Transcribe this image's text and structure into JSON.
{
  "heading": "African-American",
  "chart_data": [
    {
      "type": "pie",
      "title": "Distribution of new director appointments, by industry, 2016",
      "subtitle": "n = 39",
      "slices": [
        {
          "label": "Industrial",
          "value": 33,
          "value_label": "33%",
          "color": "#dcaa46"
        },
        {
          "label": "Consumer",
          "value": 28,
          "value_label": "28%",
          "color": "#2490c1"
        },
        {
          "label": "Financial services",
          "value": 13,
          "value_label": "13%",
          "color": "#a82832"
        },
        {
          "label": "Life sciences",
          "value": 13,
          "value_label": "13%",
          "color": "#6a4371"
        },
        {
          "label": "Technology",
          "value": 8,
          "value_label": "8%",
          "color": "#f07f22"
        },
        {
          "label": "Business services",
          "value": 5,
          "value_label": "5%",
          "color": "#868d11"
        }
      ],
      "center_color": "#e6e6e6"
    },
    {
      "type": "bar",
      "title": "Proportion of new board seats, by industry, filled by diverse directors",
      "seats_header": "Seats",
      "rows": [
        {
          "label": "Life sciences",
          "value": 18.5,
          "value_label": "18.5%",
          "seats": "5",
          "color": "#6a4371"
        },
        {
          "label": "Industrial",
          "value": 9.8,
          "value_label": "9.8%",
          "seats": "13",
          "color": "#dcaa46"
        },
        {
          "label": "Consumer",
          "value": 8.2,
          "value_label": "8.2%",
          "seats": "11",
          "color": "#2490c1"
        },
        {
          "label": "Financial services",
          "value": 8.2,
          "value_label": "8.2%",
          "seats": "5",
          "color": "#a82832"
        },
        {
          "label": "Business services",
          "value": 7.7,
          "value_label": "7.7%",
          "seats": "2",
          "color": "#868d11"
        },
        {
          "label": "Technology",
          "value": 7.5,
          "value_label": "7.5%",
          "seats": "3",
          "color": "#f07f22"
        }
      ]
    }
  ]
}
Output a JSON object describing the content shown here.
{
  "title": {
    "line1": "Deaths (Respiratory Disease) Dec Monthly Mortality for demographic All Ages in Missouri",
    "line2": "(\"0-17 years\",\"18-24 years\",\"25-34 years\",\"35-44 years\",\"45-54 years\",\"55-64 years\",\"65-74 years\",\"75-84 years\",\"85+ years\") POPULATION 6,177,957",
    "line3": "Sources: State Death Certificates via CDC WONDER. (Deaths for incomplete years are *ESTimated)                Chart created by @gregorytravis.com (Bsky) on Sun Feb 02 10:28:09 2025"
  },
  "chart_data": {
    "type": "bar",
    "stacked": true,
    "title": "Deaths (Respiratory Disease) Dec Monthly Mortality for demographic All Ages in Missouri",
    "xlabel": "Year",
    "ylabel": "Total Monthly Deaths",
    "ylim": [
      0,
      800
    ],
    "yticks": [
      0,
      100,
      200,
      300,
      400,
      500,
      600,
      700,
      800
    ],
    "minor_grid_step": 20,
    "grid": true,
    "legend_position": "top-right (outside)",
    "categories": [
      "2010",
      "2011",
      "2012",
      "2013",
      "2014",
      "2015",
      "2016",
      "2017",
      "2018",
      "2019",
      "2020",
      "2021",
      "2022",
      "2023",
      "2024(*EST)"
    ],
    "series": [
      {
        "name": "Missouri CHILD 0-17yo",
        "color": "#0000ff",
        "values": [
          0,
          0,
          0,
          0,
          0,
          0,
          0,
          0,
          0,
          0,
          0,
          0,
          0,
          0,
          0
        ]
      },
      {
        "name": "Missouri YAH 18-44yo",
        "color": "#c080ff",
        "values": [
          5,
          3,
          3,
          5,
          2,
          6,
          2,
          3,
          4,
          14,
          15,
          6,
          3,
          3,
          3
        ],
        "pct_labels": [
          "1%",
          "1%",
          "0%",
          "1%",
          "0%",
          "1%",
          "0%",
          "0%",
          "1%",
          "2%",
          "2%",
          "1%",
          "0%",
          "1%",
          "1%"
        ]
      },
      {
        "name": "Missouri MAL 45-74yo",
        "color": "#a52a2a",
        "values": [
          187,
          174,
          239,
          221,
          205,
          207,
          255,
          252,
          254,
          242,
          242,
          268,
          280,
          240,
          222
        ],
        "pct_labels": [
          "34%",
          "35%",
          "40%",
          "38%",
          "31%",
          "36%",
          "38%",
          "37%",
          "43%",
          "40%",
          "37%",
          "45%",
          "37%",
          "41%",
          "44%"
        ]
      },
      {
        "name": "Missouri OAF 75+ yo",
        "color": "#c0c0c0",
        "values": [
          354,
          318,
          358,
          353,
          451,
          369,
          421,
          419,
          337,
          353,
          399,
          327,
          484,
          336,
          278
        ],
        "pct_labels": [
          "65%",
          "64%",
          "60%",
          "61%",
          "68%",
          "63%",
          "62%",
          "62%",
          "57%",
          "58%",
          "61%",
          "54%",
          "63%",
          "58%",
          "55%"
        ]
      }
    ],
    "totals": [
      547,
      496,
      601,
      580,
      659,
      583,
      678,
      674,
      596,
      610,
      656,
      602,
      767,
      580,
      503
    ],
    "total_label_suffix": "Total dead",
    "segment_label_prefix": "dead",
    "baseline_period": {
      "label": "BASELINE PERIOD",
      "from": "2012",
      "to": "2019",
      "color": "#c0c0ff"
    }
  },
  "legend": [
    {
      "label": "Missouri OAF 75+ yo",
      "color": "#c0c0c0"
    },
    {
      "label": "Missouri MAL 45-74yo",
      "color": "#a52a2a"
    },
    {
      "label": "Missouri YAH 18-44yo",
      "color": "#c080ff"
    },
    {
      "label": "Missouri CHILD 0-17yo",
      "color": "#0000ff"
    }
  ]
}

────

**Request:** Write the entries again, exactly as they stand.

**Solution for this problem:**
Transcribe this image's text and structure into JSON.
{
  "heading": "African-American",
  "chart_data": [
    {
      "type": "pie",
      "title": "Distribution of new director appointments, by industry, 2016",
      "subtitle": "n = 39",
      "slices": [
        {
          "label": "Industrial",
          "value": 33,
          "value_label": "33%",
          "color": "#dcaa46"
        },
        {
          "label": "Consumer",
          "value": 28,
          "value_label": "28%",
          "color": "#2490c1"
        },
        {
          "label": "Financial services",
          "value": 13,
          "value_label": "13%",
          "color": "#a82832"
        },
        {
          "label": "Life sciences",
          "value": 13,
          "value_label": "13%",
          "color": "#6a4371"
        },
        {
          "label": "Technology",
          "value": 8,
          "value_label": "8%",
          "color": "#f07f22"
        },
        {
          "label": "Business services",
          "value": 5,
          "value_label": "5%",
          "color": "#868d11"
        }
      ],
      "center_color": "#e6e6e6"
    },
    {
      "type": "bar",
      "title": "Proportion of new board seats, by industry, filled by diverse directors",
      "seats_header": "Seats",
      "rows": [
        {
          "label": "Life sciences",
          "value": 18.5,
          "value_label": "18.5%",
          "seats": "5",
          "color": "#6a4371"
        },
        {
          "label": "Industrial",
          "value": 9.8,
          "value_label": "9.8%",
          "seats": "13",
          "color": "#dcaa46"
        },
        {
          "label": "Consumer",
          "value": 8.2,
          "value_label": "8.2%",
          "seats": "11",
          "color": "#2490c1"
        },
        {
          "label": "Financial services",
          "value": 8.2,
          "value_label": "8.2%",
          "seats": "5",
          "color": "#a82832"
        },
        {
          "label": "Business services",
          "value": 7.7,
          "value_label": "7.7%",
          "seats": "2",
          "color": "#868d11"
        },
        {
          "label": "Technology",
          "value": 7.5,
          "value_label": "7.5%",
          "seats": "3",
          "color": "#f07f22"
        }
      ]
    }
  ]
}
Output a JSON object describing the content shown here.
{
  "title": {
    "line1": "Deaths (Respiratory Disease) Dec Monthly Mortality for demographic All Ages in Missouri",
    "line2": "(\"0-17 years\",\"18-24 years\",\"25-34 years\",\"35-44 years\",\"45-54 years\",\"55-64 years\",\"65-74 years\",\"75-84 years\",\"85+ years\") POPULATION 6,177,957",
    "line3": "Sources: State Death Certificates via CDC WONDER. (Deaths for incomplete years are *ESTimated)                Chart created by @gregorytravis.com (Bsky) on Sun Feb 02 10:28:09 2025"
  },
  "chart_data": {
    "type": "bar",
    "stacked": true,
    "title": "Deaths (Respiratory Disease) Dec Monthly Mortality for demographic All Ages in Missouri",
    "xlabel": "Year",
    "ylabel": "Total Monthly Deaths",
    "ylim": [
      0,
      800
    ],
    "yticks": [
      0,
      100,
      200,
      300,
      400,
      500,
      600,
      700,
      800
    ],
    "minor_grid_step": 20,
    "grid": true,
    "legend_position": "top-right (outside)",
    "categories": [
      "2010",
      "2011",
      "2012",
      "2013",
      "2014",
      "2015",
      "2016",
      "2017",
      "2018",
      "2019",
      "2020",
      "2021",
      "2022",
      "2023",
      "2024(*EST)"
    ],
    "series": [
      {
        "name": "Missouri CHILD 0-17yo",
        "color": "#0000ff",
        "values": [
          0,
          0,
          0,
          0,
          0,
          0,
          0,
          0,
          0,
          0,
          0,
          0,
          0,
          0,
          0
        ]
      },
      {
        "name": "Missouri YAH 18-44yo",
        "color": "#c080ff",
        "values": [
          5,
          3,
          3,
          5,
          2,
          6,
          2,
          3,
          4,
          14,
          15,
          6,
          3,
          3,
          3
        ],
        "pct_labels": [
          "1%",
          "1%",
          "0%",
          "1%",
          "0%",
          "1%",
          "0%",
          "0%",
          "1%",
          "2%",
          "2%",
          "1%",
          "0%",
          "1%",
          "1%"
        ]
      },
      {
        "name": "Missouri MAL 45-74yo",
        "color": "#a52a2a",
        "values": [
          187,
          174,
          239,
          221,
          205,
          207,
          255,
          252,
          254,
          242,
          242,
          268,
          280,
          240,
          222
        ],
        "pct_labels": [
          "34%",
          "35%",
          "40%",
          "38%",
          "31%",
          "36%",
          "38%",
          "37%",
          "43%",
          "40%",
          "37%",
          "45%",
          "37%",
          "41%",
          "44%"
        ]
      },
      {
        "name": "Missouri OAF 75+ yo",
        "color": "#c0c0c0",
        "values": [
          354,
          318,
          358,
          353,
          451,
          369,
          421,
          419,
          337,
          353,
          399,
          327,
          484,
          336,
          278
        ],
        "pct_labels": [
          "65%",
          "64%",
          "60%",
          "61%",
          "68%",
          "63%",
          "62%",
          "62%",
          "57%",
          "58%",
          "61%",
          "54%",
          "63%",
          "58%",
          "55%"
        ]
      }
    ],
    "totals": [
      547,
      496,
      601,
      580,
      659,
      583,
      678,
      674,
      596,
      610,
      656,
      602,
      767,
      580,
      503
    ],
    "total_label_suffix": "Total dead",
    "segment_label_prefix": "dead",
    "baseline_period": {
      "label": "BASELINE PERIOD",
      "from": "2012",
      "to": "2019",
      "color": "#c0c0ff"
    }
  },
  "legend": [
    {
      "label": "Missouri OAF 75+ yo",
      "color": "#c0c0c0"
    },
    {
      "label": "Missouri MAL 45-74yo",
      "color": "#a52a2a"
    },
    {
      "label": "Missouri YAH 18-44yo",
      "color": "#c080ff"
    },
    {
      "label": "Missouri CHILD 0-17yo",
      "color": "#0000ff"
    }
  ]
}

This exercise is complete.